Exercise aim – Find every line with "content" in it, then report how many there are and nothing more.

Items listed in a dataset –
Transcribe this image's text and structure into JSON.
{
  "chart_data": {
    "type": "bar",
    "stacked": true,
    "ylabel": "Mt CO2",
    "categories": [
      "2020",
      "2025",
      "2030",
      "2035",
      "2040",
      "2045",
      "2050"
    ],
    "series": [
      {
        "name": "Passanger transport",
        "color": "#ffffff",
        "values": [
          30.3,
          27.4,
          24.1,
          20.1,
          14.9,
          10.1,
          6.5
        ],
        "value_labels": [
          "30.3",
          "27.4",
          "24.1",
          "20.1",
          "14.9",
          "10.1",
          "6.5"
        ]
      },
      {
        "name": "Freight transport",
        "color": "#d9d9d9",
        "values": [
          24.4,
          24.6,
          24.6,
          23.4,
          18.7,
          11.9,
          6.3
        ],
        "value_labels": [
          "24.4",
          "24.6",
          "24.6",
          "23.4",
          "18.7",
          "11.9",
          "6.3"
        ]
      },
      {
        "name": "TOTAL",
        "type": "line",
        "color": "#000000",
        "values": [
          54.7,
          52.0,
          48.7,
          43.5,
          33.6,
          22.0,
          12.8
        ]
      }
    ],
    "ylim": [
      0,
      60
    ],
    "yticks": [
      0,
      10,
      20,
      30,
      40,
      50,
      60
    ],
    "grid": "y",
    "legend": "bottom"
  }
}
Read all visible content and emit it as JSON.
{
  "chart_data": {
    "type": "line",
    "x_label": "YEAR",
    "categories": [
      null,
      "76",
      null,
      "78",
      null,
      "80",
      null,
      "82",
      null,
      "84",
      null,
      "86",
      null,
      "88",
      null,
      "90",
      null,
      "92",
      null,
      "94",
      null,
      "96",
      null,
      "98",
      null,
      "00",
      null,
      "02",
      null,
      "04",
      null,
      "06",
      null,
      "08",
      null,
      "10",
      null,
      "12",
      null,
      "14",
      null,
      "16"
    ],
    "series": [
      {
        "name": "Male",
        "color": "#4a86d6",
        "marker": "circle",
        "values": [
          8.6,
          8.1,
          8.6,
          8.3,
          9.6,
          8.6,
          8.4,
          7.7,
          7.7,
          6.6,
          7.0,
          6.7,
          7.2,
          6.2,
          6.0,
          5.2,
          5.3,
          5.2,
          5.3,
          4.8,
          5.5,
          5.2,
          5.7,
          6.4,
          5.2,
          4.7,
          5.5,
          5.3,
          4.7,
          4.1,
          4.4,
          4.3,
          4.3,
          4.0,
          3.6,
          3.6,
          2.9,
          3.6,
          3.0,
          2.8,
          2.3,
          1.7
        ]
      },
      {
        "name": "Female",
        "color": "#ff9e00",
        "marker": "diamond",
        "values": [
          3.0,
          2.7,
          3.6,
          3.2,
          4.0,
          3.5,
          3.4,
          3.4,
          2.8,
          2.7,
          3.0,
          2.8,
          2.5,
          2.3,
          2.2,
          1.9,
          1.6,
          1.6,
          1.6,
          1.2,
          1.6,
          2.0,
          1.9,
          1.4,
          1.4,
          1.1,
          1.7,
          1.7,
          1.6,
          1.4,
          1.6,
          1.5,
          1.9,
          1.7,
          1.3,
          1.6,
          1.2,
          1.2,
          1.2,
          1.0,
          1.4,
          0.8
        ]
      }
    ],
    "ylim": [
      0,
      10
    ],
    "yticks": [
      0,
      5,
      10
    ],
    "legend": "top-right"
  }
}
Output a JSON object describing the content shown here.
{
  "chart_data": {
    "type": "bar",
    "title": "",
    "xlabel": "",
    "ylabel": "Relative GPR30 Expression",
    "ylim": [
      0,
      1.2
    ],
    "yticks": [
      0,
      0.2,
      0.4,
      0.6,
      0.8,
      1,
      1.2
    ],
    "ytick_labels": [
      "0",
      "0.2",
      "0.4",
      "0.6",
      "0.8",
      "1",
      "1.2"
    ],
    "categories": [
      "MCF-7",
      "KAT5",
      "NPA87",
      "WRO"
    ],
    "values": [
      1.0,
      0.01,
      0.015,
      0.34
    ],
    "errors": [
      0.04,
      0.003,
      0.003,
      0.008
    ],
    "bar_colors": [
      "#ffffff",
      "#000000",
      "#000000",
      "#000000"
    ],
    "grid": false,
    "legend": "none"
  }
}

Answer for the task – 2